[START RECORDS TO USE]

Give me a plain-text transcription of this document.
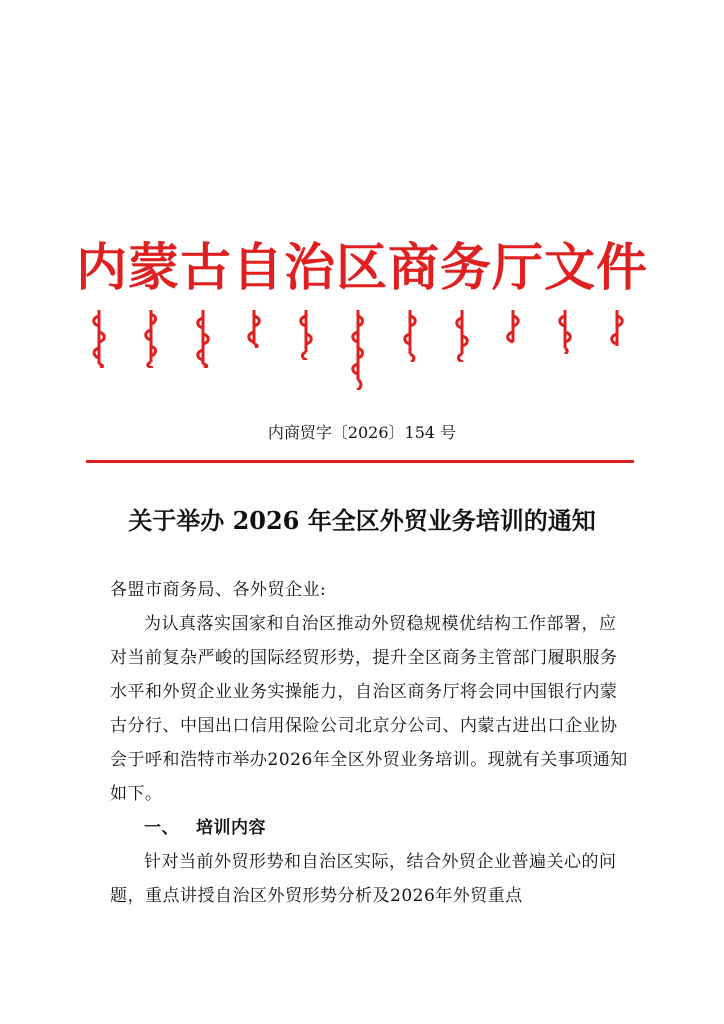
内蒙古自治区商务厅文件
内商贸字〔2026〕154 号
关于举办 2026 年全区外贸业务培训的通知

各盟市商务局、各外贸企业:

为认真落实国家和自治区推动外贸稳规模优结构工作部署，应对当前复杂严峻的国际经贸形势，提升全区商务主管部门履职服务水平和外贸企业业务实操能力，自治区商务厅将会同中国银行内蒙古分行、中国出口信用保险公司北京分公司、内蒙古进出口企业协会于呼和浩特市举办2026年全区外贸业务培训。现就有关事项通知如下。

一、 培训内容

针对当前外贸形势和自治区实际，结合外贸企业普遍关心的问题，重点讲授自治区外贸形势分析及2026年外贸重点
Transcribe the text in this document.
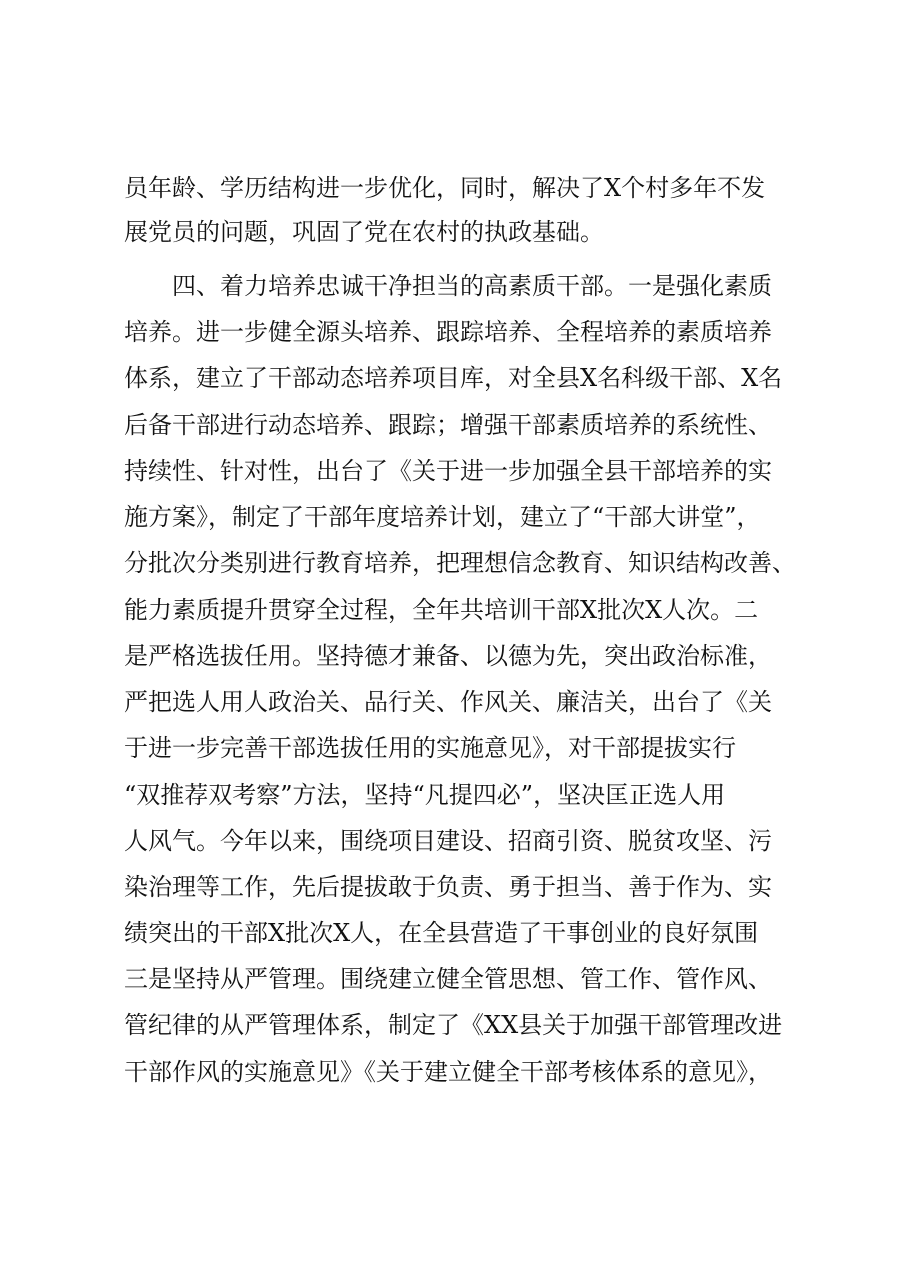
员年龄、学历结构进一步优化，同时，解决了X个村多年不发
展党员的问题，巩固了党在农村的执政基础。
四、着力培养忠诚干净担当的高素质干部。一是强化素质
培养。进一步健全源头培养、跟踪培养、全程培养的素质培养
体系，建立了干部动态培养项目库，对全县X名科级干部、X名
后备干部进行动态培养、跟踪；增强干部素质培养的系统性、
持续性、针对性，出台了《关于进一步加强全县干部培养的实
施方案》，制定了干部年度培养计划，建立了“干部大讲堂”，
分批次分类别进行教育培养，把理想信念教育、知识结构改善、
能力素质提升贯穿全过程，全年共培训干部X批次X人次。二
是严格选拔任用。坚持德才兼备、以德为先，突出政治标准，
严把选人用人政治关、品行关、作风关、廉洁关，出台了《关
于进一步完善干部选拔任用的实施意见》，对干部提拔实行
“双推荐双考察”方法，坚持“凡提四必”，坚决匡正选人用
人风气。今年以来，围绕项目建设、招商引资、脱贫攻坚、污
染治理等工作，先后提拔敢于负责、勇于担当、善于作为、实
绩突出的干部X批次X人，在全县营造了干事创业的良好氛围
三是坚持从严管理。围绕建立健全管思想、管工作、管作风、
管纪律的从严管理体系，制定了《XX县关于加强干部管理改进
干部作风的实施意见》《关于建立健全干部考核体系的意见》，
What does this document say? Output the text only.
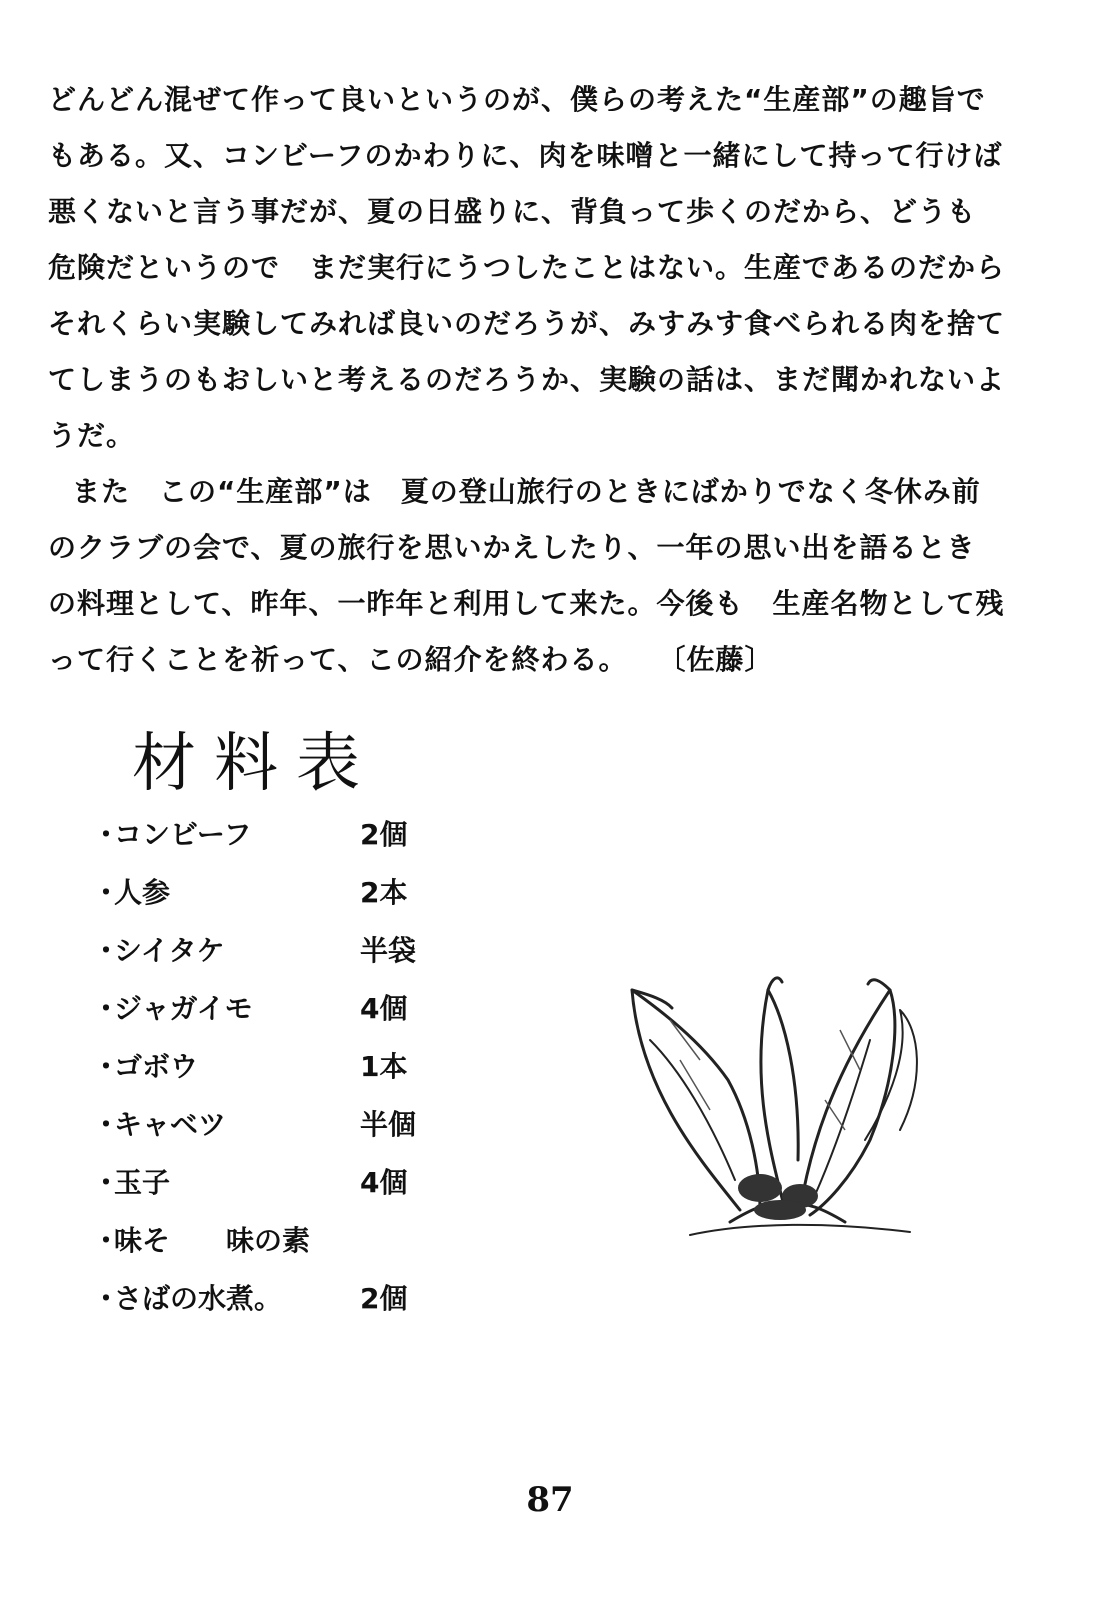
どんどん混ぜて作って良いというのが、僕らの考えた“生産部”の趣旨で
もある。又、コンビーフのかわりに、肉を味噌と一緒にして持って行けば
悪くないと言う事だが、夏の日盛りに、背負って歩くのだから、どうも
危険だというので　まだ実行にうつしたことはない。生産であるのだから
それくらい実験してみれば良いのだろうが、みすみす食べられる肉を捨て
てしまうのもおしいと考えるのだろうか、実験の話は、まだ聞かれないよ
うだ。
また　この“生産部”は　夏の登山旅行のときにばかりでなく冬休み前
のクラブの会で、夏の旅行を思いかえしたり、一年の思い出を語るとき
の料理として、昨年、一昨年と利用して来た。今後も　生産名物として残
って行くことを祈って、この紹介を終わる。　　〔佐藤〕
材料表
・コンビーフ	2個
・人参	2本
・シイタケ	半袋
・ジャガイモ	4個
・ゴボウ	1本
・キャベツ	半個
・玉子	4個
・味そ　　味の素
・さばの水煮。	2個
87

[END RECORDS TO USE]

Determine how many lines of the listing hold the word "document" and reply with that figure alone.

• **ANSWER TO THE TASK**
3